AIM: Track down every line below that holds "为我谢曰" and copy it.

Saved entries:
>>>>
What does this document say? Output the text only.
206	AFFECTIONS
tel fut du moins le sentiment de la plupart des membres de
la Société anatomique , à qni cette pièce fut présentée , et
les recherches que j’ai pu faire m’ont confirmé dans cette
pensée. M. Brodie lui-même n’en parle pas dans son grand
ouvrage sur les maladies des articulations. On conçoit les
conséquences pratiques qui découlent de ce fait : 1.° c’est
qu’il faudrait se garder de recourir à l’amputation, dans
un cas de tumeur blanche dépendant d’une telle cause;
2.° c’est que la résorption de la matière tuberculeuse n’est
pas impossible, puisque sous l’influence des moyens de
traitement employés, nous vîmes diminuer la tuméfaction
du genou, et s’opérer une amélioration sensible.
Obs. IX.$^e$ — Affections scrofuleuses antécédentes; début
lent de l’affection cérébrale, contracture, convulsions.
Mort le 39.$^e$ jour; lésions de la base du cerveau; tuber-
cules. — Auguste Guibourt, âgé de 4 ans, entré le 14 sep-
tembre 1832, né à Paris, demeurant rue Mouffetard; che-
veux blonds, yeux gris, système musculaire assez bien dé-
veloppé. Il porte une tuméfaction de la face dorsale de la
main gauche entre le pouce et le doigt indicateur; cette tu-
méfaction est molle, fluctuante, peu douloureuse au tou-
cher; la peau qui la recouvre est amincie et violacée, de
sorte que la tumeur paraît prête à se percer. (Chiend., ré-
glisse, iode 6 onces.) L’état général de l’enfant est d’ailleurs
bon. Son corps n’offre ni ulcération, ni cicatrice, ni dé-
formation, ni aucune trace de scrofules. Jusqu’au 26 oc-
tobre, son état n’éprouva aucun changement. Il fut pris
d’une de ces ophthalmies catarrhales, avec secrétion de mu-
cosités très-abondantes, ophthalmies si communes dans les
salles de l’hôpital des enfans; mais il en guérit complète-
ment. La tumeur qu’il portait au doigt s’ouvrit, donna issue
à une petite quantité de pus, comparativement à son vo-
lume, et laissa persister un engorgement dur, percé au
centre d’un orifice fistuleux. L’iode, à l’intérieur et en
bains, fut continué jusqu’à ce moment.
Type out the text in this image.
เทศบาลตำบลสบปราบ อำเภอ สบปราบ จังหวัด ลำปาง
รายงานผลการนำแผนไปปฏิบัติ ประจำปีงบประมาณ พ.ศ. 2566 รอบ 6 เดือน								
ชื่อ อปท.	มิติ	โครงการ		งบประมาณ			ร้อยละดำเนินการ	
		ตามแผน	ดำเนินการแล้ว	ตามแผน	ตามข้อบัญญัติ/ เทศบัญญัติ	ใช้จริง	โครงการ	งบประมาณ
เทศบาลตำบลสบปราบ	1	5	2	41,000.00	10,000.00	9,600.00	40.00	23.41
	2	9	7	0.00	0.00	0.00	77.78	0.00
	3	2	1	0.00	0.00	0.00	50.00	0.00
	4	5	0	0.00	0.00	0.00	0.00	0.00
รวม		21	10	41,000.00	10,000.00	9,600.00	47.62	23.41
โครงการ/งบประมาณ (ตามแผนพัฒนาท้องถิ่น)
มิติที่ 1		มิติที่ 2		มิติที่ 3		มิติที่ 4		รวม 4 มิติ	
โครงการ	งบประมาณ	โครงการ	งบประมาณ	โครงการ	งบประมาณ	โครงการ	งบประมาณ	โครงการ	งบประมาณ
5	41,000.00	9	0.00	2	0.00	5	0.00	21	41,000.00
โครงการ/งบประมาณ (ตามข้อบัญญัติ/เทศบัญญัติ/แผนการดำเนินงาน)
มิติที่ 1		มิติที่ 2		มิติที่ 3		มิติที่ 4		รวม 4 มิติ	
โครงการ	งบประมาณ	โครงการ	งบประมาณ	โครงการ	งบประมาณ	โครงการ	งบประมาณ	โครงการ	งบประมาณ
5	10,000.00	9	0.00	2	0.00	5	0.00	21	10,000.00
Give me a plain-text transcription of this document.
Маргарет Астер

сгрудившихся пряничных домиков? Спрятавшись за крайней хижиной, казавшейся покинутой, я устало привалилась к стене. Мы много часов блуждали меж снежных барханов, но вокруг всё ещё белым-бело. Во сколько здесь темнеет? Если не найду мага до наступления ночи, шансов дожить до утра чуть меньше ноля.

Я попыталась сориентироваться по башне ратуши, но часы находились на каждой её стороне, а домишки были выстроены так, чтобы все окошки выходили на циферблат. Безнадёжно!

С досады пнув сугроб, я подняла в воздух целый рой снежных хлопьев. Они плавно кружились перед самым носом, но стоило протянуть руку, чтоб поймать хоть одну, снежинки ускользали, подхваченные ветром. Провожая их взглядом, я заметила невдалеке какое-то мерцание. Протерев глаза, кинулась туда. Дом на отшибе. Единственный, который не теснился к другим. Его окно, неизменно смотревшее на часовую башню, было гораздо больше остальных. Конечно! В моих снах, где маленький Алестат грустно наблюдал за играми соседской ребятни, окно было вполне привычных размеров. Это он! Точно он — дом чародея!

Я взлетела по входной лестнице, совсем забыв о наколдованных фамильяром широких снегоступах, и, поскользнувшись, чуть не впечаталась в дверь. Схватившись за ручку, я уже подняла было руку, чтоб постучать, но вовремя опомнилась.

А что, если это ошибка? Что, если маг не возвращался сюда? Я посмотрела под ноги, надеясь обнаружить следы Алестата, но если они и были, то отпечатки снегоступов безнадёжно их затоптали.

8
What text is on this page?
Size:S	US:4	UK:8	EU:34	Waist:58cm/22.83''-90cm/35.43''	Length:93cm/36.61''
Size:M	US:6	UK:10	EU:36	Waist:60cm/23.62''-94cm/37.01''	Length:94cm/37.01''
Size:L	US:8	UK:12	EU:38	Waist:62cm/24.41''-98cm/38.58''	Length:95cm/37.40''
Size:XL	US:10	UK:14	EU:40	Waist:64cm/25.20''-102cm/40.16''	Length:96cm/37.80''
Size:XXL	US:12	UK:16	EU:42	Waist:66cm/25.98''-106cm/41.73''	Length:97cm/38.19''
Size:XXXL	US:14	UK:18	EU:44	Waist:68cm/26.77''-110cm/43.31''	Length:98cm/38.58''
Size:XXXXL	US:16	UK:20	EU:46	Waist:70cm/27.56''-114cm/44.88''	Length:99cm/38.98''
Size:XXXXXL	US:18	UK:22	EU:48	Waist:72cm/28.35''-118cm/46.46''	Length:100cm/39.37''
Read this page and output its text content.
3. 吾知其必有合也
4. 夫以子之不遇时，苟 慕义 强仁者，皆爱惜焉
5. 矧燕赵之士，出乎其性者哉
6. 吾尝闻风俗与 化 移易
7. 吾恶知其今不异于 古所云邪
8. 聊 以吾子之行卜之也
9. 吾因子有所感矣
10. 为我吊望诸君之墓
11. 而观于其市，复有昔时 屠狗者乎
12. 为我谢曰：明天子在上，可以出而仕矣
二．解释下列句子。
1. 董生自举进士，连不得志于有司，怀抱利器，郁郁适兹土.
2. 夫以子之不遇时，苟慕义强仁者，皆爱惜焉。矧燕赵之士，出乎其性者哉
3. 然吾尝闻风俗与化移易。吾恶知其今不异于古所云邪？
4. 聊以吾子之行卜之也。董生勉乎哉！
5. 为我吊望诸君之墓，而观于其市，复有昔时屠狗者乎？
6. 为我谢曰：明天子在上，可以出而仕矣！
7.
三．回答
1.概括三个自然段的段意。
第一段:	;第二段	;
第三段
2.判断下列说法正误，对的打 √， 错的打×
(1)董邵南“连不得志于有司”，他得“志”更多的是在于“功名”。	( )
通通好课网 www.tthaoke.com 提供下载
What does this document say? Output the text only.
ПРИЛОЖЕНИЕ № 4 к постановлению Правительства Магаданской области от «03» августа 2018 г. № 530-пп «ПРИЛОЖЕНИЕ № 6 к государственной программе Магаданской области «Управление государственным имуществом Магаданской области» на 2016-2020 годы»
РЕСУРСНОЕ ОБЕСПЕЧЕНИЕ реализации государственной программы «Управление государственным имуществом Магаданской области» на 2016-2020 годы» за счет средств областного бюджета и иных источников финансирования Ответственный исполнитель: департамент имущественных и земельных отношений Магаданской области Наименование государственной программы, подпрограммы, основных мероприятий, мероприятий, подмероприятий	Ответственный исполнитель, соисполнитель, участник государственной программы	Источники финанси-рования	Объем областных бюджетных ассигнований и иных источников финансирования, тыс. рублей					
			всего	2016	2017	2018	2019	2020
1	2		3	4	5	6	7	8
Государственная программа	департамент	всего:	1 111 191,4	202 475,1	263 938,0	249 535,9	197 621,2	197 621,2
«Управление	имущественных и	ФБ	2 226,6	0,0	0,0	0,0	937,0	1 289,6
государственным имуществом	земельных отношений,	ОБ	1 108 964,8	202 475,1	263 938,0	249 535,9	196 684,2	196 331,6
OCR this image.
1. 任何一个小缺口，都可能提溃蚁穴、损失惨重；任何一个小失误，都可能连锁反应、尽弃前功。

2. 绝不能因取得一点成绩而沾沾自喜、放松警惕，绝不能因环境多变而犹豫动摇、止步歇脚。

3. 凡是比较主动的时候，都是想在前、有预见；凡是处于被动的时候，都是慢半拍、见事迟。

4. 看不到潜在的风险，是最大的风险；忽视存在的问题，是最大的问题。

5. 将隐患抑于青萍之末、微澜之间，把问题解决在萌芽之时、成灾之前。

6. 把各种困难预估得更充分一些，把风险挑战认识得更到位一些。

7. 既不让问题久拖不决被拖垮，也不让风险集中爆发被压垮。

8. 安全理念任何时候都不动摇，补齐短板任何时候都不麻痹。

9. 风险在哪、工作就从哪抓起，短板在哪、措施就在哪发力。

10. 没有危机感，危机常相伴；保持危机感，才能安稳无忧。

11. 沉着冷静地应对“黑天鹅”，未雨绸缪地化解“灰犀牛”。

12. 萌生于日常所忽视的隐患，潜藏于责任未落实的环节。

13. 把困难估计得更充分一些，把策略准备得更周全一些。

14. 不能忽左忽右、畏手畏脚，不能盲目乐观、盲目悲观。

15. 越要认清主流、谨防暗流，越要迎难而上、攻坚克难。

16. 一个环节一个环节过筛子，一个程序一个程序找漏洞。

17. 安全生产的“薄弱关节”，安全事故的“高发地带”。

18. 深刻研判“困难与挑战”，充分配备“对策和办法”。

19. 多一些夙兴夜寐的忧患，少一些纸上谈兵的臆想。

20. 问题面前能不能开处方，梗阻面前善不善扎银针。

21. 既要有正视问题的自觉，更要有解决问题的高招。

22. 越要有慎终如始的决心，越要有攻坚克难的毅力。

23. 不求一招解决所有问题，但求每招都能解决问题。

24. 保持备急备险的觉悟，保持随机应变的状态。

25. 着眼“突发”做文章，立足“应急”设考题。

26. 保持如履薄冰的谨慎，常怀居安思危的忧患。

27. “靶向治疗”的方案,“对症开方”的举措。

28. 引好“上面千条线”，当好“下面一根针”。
<<<<
RESPONSE BELOW:
12. 为我谢曰：明天子在上，可以出而仕矣
6. 为我谢曰：明天子在上，可以出而仕矣！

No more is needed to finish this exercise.